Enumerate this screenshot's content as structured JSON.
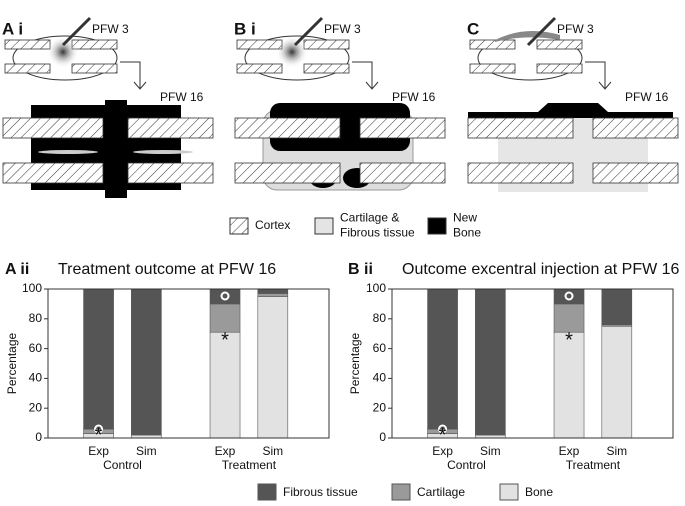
{
  "diagram": {
    "panels": [
      {
        "label": "A i",
        "early": "PFW 3",
        "late": "PFW 16"
      },
      {
        "label": "B i",
        "early": "PFW 3",
        "late": "PFW 16"
      },
      {
        "label": "C",
        "early": "PFW 3",
        "late": "PFW 16"
      }
    ],
    "legend": [
      {
        "lines": [
          "Cortex"
        ]
      },
      {
        "lines": [
          "Cartilage &",
          "Fibrous tissue"
        ]
      },
      {
        "lines": [
          "New",
          "Bone"
        ]
      }
    ]
  },
  "chart_data": [
    {
      "type": "bar",
      "stacked": true,
      "panel": "A ii",
      "title": "Treatment outcome at PFW 16",
      "y_label": "Percentage",
      "categories": [
        "Exp",
        "Sim",
        "Exp",
        "Sim"
      ],
      "groups": [
        "Control",
        "Treatment"
      ],
      "series": [
        {
          "name": "Bone",
          "color": "#e2e2e2",
          "values": [
            3,
            2,
            71,
            95
          ]
        },
        {
          "name": "Cartilage",
          "color": "#9a9a9a",
          "values": [
            3,
            0,
            19,
            2
          ]
        },
        {
          "name": "Fibrous tissue",
          "color": "#555555",
          "values": [
            94,
            98,
            10,
            3
          ]
        }
      ],
      "annotations": [
        "*",
        "*"
      ],
      "ylim": [
        0,
        100
      ],
      "yticks": [
        0,
        20,
        40,
        60,
        80,
        100
      ]
    },
    {
      "type": "bar",
      "stacked": true,
      "panel": "B ii",
      "title": "Outcome excentral injection at PFW 16",
      "y_label": "Percentage",
      "categories": [
        "Exp",
        "Sim",
        "Exp",
        "Sim"
      ],
      "groups": [
        "Control",
        "Treatment"
      ],
      "series": [
        {
          "name": "Bone",
          "color": "#e2e2e2",
          "values": [
            3,
            2,
            71,
            75
          ]
        },
        {
          "name": "Cartilage",
          "color": "#9a9a9a",
          "values": [
            3,
            0,
            19,
            1
          ]
        },
        {
          "name": "Fibrous tissue",
          "color": "#555555",
          "values": [
            94,
            98,
            10,
            24
          ]
        }
      ],
      "annotations": [
        "*",
        "*"
      ],
      "ylim": [
        0,
        100
      ],
      "yticks": [
        0,
        20,
        40,
        60,
        80,
        100
      ]
    }
  ]
}
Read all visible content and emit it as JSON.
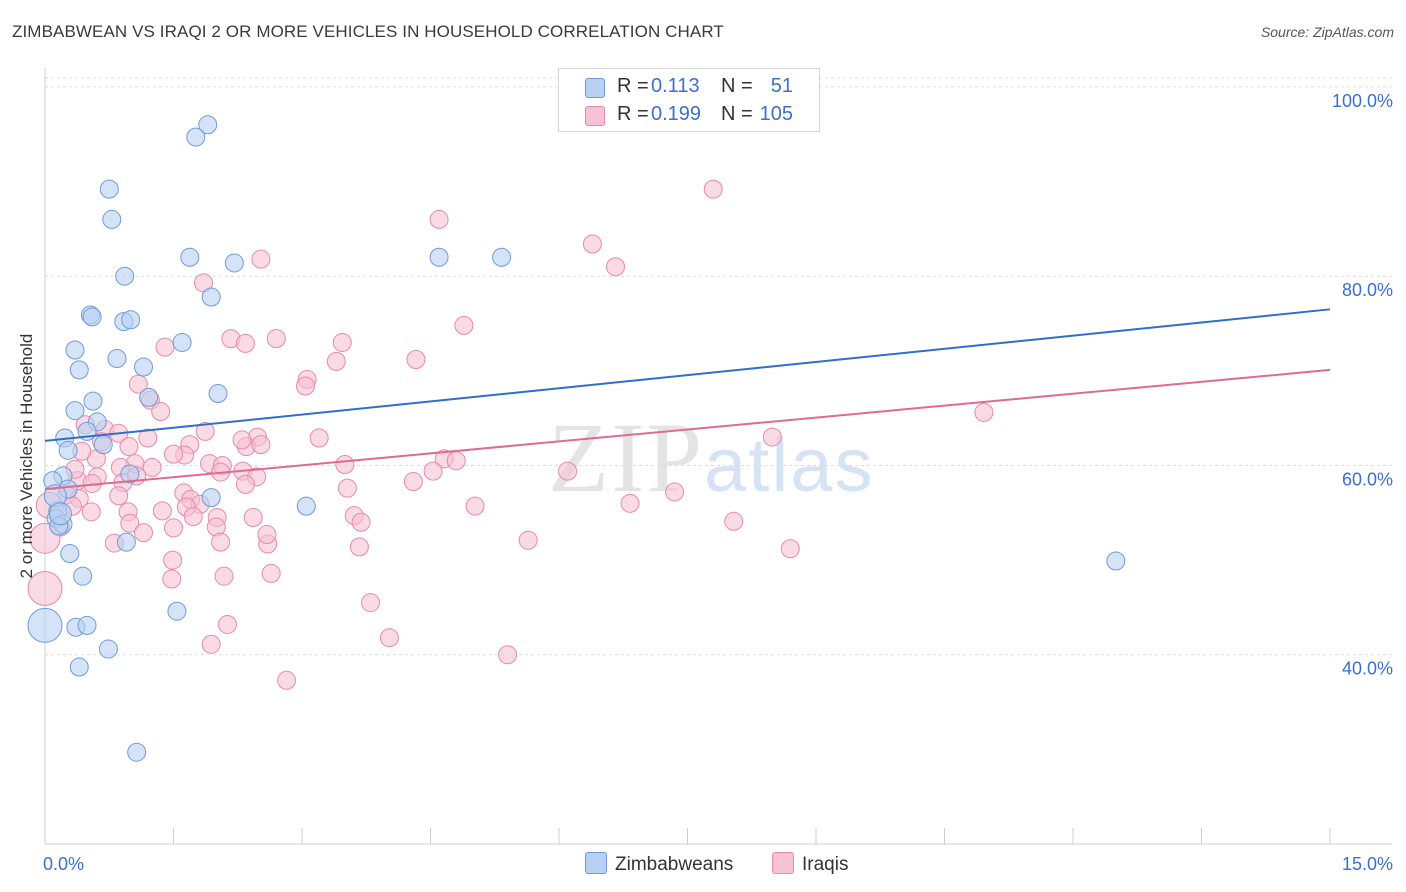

•••••

*What is expected*.
Retype the data above exactly; pictures are not part of the copy.

*Written solution*.
Enumerate this screenshot's content as structured JSON.
{
  "diagram": {
    "panels": [
      {
        "label": "A i",
        "early": "PFW 3",
        "late": "PFW 16"
      },
      {
        "label": "B i",
        "early": "PFW 3",
        "late": "PFW 16"
      },
      {
        "label": "C",
        "early": "PFW 3",
        "late": "PFW 16"
      }
    ],
    "legend": [
      {
        "lines": [
          "Cortex"
        ]
      },
      {
        "lines": [
          "Cartilage &",
          "Fibrous tissue"
        ]
      },
      {
        "lines": [
          "New",
          "Bone"
        ]
      }
    ]
  },
  "chart_data": [
    {
      "type": "bar",
      "stacked": true,
      "panel": "A ii",
      "title": "Treatment outcome at PFW 16",
      "y_label": "Percentage",
      "categories": [
        "Exp",
        "Sim",
        "Exp",
        "Sim"
      ],
      "groups": [
        "Control",
        "Treatment"
      ],
      "series": [
        {
          "name": "Bone",
          "color": "#e2e2e2",
          "values": [
            3,
            2,
            71,
            95
          ]
        },
        {
          "name": "Cartilage",
          "color": "#9a9a9a",
          "values": [
            3,
            0,
            19,
            2
          ]
        },
        {
          "name": "Fibrous tissue",
          "color": "#555555",
          "values": [
            94,
            98,
            10,
            3
          ]
        }
      ],
      "annotations": [
        "*",
        "*"
      ],
      "ylim": [
        0,
        100
      ],
      "yticks": [
        0,
        20,
        40,
        60,
        80,
        100
      ]
    },
    {
      "type": "bar",
      "stacked": true,
      "panel": "B ii",
      "title": "Outcome excentral injection at PFW 16",
      "y_label": "Percentage",
      "categories": [
        "Exp",
        "Sim",
        "Exp",
        "Sim"
      ],
      "groups": [
        "Control",
        "Treatment"
      ],
      "series": [
        {
          "name": "Bone",
          "color": "#e2e2e2",
          "values": [
            3,
            2,
            71,
            75
          ]
        },
        {
          "name": "Cartilage",
          "color": "#9a9a9a",
          "values": [
            3,
            0,
            19,
            1
          ]
        },
        {
          "name": "Fibrous tissue",
          "color": "#555555",
          "values": [
            94,
            98,
            10,
            24
          ]
        }
      ],
      "annotations": [
        "*",
        "*"
      ],
      "ylim": [
        0,
        100
      ],
      "yticks": [
        0,
        20,
        40,
        60,
        80,
        100
      ]
    }
  ]
}
Read all visible content and emit it as JSON.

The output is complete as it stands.